WRITTEN TASK
Retype the full set of records. Keep every character identical.

DATA TO USE
==========

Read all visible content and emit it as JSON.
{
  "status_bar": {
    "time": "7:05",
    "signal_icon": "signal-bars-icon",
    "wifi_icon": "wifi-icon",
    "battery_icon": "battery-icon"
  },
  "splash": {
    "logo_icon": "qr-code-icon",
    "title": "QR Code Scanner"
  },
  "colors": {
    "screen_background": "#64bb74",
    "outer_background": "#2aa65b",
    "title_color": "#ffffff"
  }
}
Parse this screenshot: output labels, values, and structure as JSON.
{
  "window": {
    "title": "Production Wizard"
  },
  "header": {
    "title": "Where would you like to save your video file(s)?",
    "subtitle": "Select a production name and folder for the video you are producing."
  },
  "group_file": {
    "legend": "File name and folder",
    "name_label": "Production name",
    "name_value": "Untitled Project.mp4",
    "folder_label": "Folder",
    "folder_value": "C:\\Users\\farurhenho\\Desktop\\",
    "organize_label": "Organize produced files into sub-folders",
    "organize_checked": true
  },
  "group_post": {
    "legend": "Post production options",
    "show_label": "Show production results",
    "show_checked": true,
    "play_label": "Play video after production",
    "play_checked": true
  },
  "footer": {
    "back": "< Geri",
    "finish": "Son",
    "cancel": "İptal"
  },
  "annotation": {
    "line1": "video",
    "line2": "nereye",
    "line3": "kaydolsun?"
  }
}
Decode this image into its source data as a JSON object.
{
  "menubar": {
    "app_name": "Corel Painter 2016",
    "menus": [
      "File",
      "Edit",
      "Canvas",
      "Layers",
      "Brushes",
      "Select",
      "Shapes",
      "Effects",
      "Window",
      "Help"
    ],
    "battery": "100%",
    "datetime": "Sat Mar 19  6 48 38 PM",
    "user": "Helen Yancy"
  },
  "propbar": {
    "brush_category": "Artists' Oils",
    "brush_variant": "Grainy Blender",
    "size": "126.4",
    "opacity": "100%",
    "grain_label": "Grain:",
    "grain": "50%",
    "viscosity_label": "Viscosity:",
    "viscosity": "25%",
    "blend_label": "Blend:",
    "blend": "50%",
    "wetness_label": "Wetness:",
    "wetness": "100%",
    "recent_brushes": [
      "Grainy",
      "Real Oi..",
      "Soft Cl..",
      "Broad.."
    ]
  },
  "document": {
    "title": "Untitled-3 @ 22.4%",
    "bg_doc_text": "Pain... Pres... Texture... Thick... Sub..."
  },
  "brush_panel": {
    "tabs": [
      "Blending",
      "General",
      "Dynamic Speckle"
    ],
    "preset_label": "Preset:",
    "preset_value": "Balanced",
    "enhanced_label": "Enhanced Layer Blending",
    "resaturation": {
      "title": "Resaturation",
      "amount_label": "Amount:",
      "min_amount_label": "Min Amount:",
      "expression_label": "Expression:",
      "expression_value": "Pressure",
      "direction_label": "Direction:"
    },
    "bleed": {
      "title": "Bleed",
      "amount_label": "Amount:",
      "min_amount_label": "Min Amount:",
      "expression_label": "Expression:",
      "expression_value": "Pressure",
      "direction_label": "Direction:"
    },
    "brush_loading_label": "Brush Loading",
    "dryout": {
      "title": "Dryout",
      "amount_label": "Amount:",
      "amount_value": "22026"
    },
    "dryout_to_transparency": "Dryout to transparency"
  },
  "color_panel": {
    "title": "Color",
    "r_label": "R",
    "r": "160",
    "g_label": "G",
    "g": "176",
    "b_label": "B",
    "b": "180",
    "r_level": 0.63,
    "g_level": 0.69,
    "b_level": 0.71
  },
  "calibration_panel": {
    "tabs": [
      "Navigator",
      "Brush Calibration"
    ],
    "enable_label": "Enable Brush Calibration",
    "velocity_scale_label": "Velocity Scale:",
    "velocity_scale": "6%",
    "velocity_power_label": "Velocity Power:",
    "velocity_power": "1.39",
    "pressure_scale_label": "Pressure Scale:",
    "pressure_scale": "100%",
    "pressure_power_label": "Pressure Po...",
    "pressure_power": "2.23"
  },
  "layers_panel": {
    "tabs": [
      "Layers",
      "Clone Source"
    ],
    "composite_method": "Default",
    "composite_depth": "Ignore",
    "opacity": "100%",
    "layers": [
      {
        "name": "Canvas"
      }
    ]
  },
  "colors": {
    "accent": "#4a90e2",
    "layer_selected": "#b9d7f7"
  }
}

==========

FINAL RESULT
Read all visible content and emit it as JSON.
{
  "status_bar": {
    "time": "7:05",
    "signal_icon": "signal-bars-icon",
    "wifi_icon": "wifi-icon",
    "battery_icon": "battery-icon"
  },
  "splash": {
    "logo_icon": "qr-code-icon",
    "title": "QR Code Scanner"
  },
  "colors": {
    "screen_background": "#64bb74",
    "outer_background": "#2aa65b",
    "title_color": "#ffffff"
  }
}
Parse this screenshot: output labels, values, and structure as JSON.
{
  "window": {
    "title": "Production Wizard"
  },
  "header": {
    "title": "Where would you like to save your video file(s)?",
    "subtitle": "Select a production name and folder for the video you are producing."
  },
  "group_file": {
    "legend": "File name and folder",
    "name_label": "Production name",
    "name_value": "Untitled Project.mp4",
    "folder_label": "Folder",
    "folder_value": "C:\\Users\\farurhenho\\Desktop\\",
    "organize_label": "Organize produced files into sub-folders",
    "organize_checked": true
  },
  "group_post": {
    "legend": "Post production options",
    "show_label": "Show production results",
    "show_checked": true,
    "play_label": "Play video after production",
    "play_checked": true
  },
  "footer": {
    "back": "< Geri",
    "finish": "Son",
    "cancel": "İptal"
  },
  "annotation": {
    "line1": "video",
    "line2": "nereye",
    "line3": "kaydolsun?"
  }
}
Decode this image into its source data as a JSON object.
{
  "menubar": {
    "app_name": "Corel Painter 2016",
    "menus": [
      "File",
      "Edit",
      "Canvas",
      "Layers",
      "Brushes",
      "Select",
      "Shapes",
      "Effects",
      "Window",
      "Help"
    ],
    "battery": "100%",
    "datetime": "Sat Mar 19  6 48 38 PM",
    "user": "Helen Yancy"
  },
  "propbar": {
    "brush_category": "Artists' Oils",
    "brush_variant": "Grainy Blender",
    "size": "126.4",
    "opacity": "100%",
    "grain_label": "Grain:",
    "grain": "50%",
    "viscosity_label": "Viscosity:",
    "viscosity": "25%",
    "blend_label": "Blend:",
    "blend": "50%",
    "wetness_label": "Wetness:",
    "wetness": "100%",
    "recent_brushes": [
      "Grainy",
      "Real Oi..",
      "Soft Cl..",
      "Broad.."
    ]
  },
  "document": {
    "title": "Untitled-3 @ 22.4%",
    "bg_doc_text": "Pain... Pres... Texture... Thick... Sub..."
  },
  "brush_panel": {
    "tabs": [
      "Blending",
      "General",
      "Dynamic Speckle"
    ],
    "preset_label": "Preset:",
    "preset_value": "Balanced",
    "enhanced_label": "Enhanced Layer Blending",
    "resaturation": {
      "title": "Resaturation",
      "amount_label": "Amount:",
      "min_amount_label": "Min Amount:",
      "expression_label": "Expression:",
      "expression_value": "Pressure",
      "direction_label": "Direction:"
    },
    "bleed": {
      "title": "Bleed",
      "amount_label": "Amount:",
      "min_amount_label": "Min Amount:",
      "expression_label": "Expression:",
      "expression_value": "Pressure",
      "direction_label": "Direction:"
    },
    "brush_loading_label": "Brush Loading",
    "dryout": {
      "title": "Dryout",
      "amount_label": "Amount:",
      "amount_value": "22026"
    },
    "dryout_to_transparency": "Dryout to transparency"
  },
  "color_panel": {
    "title": "Color",
    "r_label": "R",
    "r": "160",
    "g_label": "G",
    "g": "176",
    "b_label": "B",
    "b": "180",
    "r_level": 0.63,
    "g_level": 0.69,
    "b_level": 0.71
  },
  "calibration_panel": {
    "tabs": [
      "Navigator",
      "Brush Calibration"
    ],
    "enable_label": "Enable Brush Calibration",
    "velocity_scale_label": "Velocity Scale:",
    "velocity_scale": "6%",
    "velocity_power_label": "Velocity Power:",
    "velocity_power": "1.39",
    "pressure_scale_label": "Pressure Scale:",
    "pressure_scale": "100%",
    "pressure_power_label": "Pressure Po...",
    "pressure_power": "2.23"
  },
  "layers_panel": {
    "tabs": [
      "Layers",
      "Clone Source"
    ],
    "composite_method": "Default",
    "composite_depth": "Ignore",
    "opacity": "100%",
    "layers": [
      {
        "name": "Canvas"
      }
    ]
  },
  "colors": {
    "accent": "#4a90e2",
    "layer_selected": "#b9d7f7"
  }
}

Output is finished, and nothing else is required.